• Dataset records:
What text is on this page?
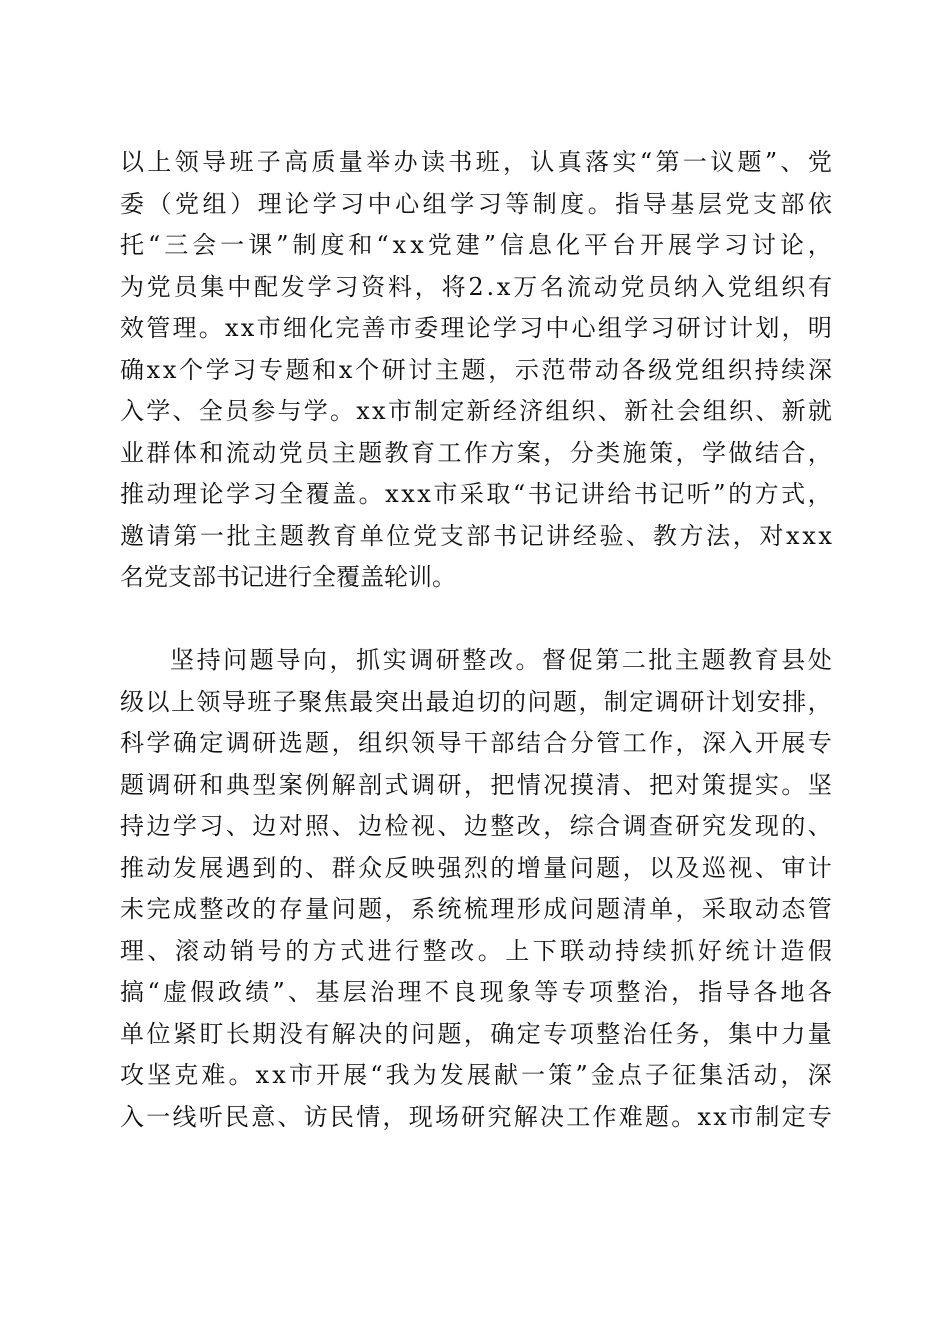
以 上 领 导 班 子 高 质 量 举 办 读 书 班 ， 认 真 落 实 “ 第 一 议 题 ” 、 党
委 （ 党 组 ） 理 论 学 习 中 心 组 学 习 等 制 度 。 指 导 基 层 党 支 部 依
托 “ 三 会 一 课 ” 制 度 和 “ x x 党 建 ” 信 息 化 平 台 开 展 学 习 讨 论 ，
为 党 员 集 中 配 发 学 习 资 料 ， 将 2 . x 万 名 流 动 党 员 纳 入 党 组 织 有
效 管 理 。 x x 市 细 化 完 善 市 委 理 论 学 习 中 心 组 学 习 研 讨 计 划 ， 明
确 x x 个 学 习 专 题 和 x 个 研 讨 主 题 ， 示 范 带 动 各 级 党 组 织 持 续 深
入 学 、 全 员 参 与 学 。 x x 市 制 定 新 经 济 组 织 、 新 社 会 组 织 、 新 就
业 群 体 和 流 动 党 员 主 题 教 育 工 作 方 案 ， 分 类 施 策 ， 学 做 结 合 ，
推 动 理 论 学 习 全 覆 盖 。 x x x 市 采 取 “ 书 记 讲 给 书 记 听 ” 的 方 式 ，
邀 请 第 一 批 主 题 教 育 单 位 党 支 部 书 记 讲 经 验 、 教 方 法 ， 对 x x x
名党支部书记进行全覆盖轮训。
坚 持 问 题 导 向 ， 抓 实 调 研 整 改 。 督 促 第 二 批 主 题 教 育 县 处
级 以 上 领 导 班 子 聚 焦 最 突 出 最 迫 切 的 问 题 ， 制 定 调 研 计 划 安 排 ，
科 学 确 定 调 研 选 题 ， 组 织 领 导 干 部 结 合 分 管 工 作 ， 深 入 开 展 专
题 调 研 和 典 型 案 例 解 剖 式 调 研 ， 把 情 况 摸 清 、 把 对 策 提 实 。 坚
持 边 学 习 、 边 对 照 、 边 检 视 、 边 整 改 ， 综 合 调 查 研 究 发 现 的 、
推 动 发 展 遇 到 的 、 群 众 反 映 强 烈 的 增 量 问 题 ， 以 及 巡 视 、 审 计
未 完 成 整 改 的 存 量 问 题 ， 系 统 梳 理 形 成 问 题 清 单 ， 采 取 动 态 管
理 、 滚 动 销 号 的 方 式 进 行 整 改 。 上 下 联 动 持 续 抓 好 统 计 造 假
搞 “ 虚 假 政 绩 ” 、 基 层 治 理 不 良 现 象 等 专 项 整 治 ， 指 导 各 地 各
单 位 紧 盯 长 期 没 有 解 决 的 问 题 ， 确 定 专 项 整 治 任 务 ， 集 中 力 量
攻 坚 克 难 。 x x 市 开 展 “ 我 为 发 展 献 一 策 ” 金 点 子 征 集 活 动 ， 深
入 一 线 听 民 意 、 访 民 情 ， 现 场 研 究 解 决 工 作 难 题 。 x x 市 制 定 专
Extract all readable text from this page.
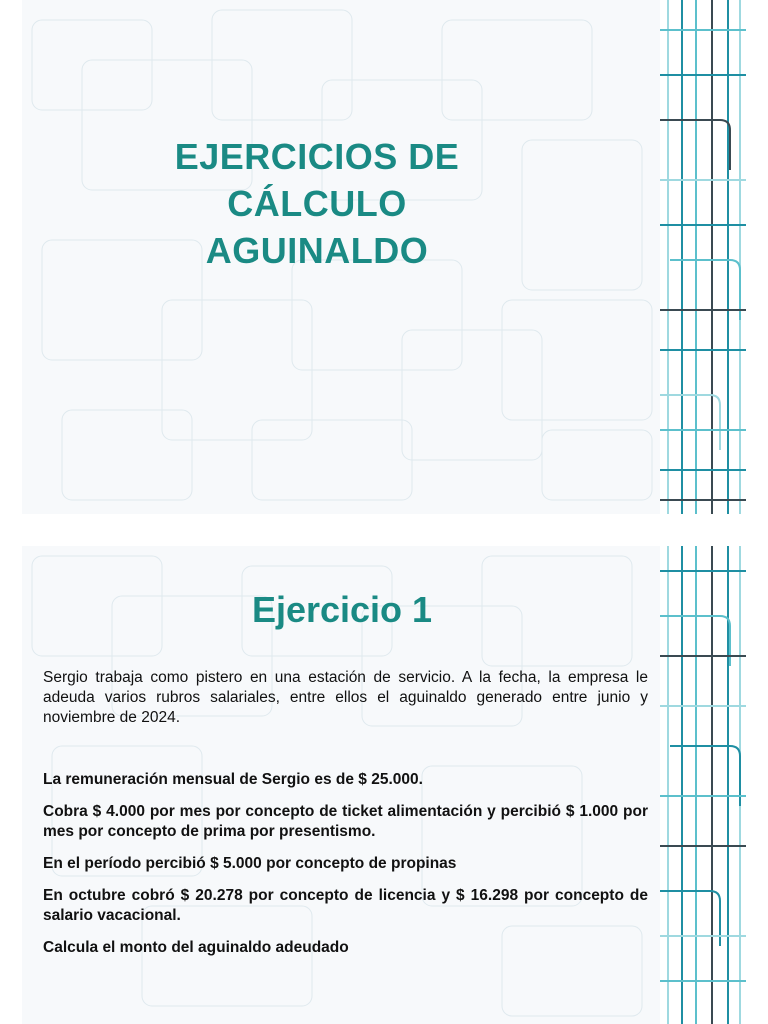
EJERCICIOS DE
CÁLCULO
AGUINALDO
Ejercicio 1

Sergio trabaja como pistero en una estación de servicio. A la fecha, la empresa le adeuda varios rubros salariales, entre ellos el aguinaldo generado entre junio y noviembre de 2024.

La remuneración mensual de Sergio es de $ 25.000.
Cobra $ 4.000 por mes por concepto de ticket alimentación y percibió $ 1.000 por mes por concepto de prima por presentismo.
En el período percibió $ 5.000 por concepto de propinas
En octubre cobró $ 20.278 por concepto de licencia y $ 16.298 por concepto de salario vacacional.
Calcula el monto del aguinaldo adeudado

==

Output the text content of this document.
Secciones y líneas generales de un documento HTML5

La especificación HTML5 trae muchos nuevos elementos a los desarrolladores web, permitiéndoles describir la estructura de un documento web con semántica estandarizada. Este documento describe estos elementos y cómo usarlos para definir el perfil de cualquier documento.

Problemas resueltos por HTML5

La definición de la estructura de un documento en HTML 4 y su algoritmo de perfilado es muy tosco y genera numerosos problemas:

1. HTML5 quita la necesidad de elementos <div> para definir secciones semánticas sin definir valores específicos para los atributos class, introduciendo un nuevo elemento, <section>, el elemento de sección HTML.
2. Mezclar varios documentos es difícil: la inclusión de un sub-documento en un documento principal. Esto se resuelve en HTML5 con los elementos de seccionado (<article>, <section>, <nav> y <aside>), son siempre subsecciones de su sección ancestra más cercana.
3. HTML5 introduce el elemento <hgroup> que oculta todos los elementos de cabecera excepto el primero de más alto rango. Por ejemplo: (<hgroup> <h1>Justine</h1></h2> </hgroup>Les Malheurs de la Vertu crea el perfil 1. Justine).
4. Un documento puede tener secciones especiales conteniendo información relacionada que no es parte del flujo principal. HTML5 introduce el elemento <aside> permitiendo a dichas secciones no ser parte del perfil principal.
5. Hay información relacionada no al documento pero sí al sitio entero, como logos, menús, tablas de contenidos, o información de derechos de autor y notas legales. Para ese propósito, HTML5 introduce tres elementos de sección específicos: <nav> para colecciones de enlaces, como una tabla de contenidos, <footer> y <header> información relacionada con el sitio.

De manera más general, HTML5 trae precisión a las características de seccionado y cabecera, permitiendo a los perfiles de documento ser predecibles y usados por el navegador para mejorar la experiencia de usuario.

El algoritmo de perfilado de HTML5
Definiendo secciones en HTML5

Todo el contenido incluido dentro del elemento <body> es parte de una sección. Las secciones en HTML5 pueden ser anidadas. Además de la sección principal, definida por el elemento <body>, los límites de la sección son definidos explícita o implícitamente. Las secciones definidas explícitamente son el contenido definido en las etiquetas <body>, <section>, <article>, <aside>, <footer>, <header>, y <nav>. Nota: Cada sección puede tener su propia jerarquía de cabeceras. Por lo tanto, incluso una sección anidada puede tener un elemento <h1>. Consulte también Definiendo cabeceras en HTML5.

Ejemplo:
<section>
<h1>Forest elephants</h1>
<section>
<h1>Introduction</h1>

...

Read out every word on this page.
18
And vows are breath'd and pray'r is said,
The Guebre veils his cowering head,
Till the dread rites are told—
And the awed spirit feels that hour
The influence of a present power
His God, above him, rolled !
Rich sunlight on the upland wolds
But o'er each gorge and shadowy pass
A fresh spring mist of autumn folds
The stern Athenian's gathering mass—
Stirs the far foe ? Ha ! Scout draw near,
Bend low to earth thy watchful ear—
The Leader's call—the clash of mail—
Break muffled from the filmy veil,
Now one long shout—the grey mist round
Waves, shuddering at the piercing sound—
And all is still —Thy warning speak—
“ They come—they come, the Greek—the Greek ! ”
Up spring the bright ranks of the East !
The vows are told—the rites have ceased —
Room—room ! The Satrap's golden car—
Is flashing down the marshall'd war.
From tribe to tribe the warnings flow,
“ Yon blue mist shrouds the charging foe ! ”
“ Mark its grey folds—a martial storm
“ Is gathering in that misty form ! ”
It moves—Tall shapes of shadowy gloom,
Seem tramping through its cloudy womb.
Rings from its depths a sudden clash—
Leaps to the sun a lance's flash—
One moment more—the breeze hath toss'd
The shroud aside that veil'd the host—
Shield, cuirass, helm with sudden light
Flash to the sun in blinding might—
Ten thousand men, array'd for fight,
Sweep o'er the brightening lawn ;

• REQUIRED WORK: Which lines in the listing above hold the word "grey"? Show each of them.

• REPLY:
Now one long shout—the grey mist round
“ Mark its grey folds—a martial storm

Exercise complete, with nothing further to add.